> INFORMATION SUPPLIED:
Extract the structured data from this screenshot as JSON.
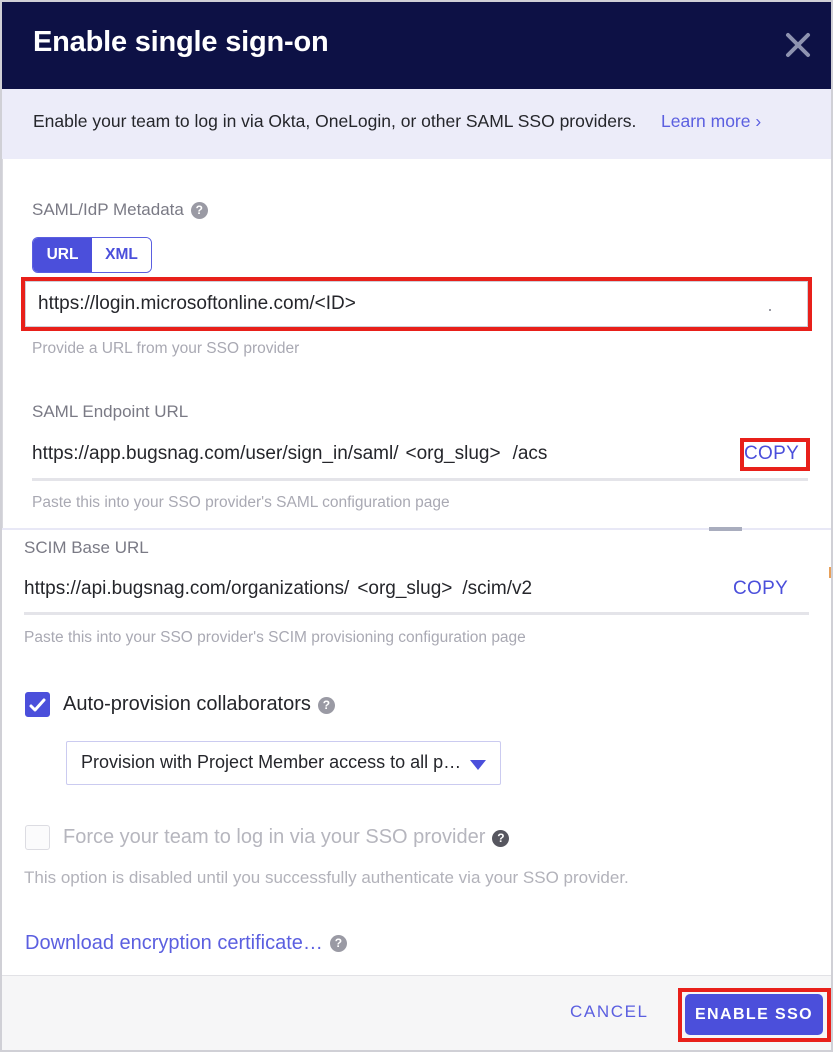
{
  "dialog": {
    "title": "Enable single sign-on",
    "close_icon": "close-icon"
  },
  "banner": {
    "text": "Enable your team to log in via Okta, OneLogin, or other SAML SSO providers.",
    "link": "Learn more ›"
  },
  "metadata": {
    "label": "SAML/IdP Metadata",
    "help_icon": "?",
    "tabs": [
      {
        "label": "URL",
        "active": true
      },
      {
        "label": "XML",
        "active": false
      }
    ],
    "input_value": "https://login.microsoftonline.com/<ID>",
    "helper": "Provide a URL from your SSO provider"
  },
  "saml_endpoint": {
    "label": "SAML Endpoint URL",
    "prefix": "https://app.bugsnag.com/user/sign_in/saml/",
    "slug": "<org_slug>",
    "suffix": "/acs",
    "copy_label": "COPY",
    "helper": "Paste this into your SSO provider's SAML configuration page"
  },
  "scim_base": {
    "label": "SCIM Base URL",
    "prefix": "https://api.bugsnag.com/organizations/",
    "slug": "<org_slug>",
    "suffix": "/scim/v2",
    "copy_label": "COPY",
    "helper": "Paste this into your SSO provider's SCIM provisioning configuration page"
  },
  "auto_provision": {
    "label": "Auto-provision collaborators",
    "checked": true,
    "help_icon": "?",
    "select_value": "Provision with Project Member access to all p…"
  },
  "force_sso": {
    "label": "Force your team to log in via your SSO provider",
    "checked": false,
    "disabled": true,
    "help_icon": "?",
    "note": "This option is disabled until you successfully authenticate via your SSO provider."
  },
  "download_certificate": {
    "label": "Download encryption certificate…",
    "help_icon": "?"
  },
  "footer": {
    "cancel_label": "CANCEL",
    "enable_label": "ENABLE SSO"
  },
  "colors": {
    "header_bg": "#0d1145",
    "banner_bg": "#ececf9",
    "accent": "#4b4fdb",
    "link": "#5b5fe0",
    "annotation": "#e8201a",
    "footer_bg": "#f6f6f7",
    "muted_text": "#a9a9b3"
  }
}
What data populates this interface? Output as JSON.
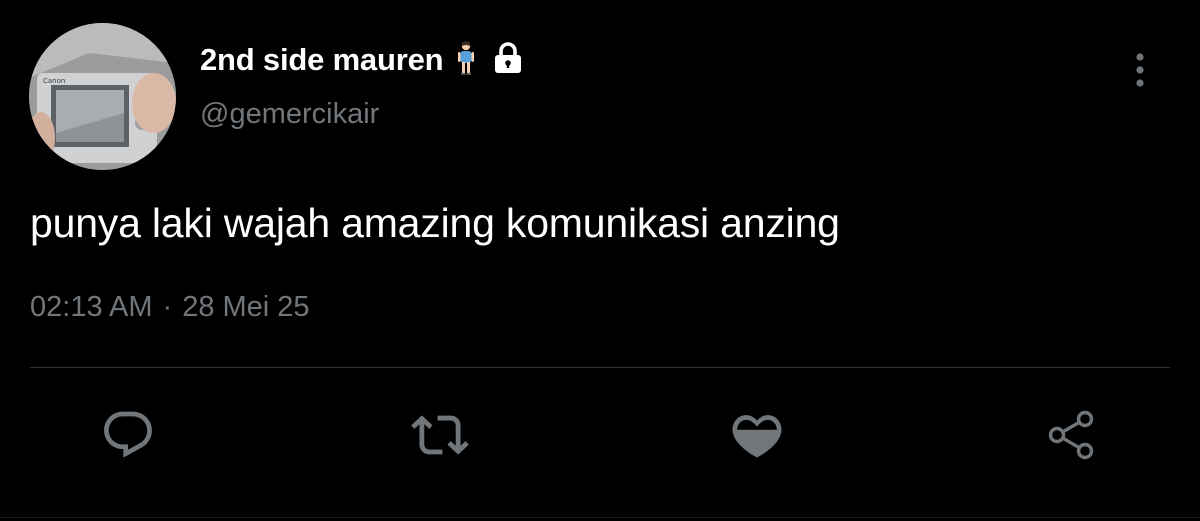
{
  "tweet": {
    "display_name": "2nd side mauren",
    "handle": "@gemercikair",
    "text": "punya laki wajah amazing komunikasi anzing",
    "time": "02:13 AM",
    "separator": "·",
    "date": "28 Mei 25",
    "name_badges": [
      "person-standing-icon",
      "lock-icon"
    ]
  },
  "actions": [
    "reply-icon",
    "retweet-icon",
    "like-icon",
    "share-icon"
  ],
  "colors": {
    "background": "#000000",
    "primary_text": "#ffffff",
    "secondary_text": "#71767b",
    "divider": "#2f3336",
    "icon": "#71767b"
  }
}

> TASK DETAILS:
Copy verbatim the span that begins at the line containing "What data populates" and ends at the last line of the material, inclusive of both; exclude pictures.

> SOLUTION TO THIS TASK:
What data populates this interface? Output as JSON.
{
  "tweet": {
    "display_name": "2nd side mauren",
    "handle": "@gemercikair",
    "text": "punya laki wajah amazing komunikasi anzing",
    "time": "02:13 AM",
    "separator": "·",
    "date": "28 Mei 25",
    "name_badges": [
      "person-standing-icon",
      "lock-icon"
    ]
  },
  "actions": [
    "reply-icon",
    "retweet-icon",
    "like-icon",
    "share-icon"
  ],
  "colors": {
    "background": "#000000",
    "primary_text": "#ffffff",
    "secondary_text": "#71767b",
    "divider": "#2f3336",
    "icon": "#71767b"
  }
}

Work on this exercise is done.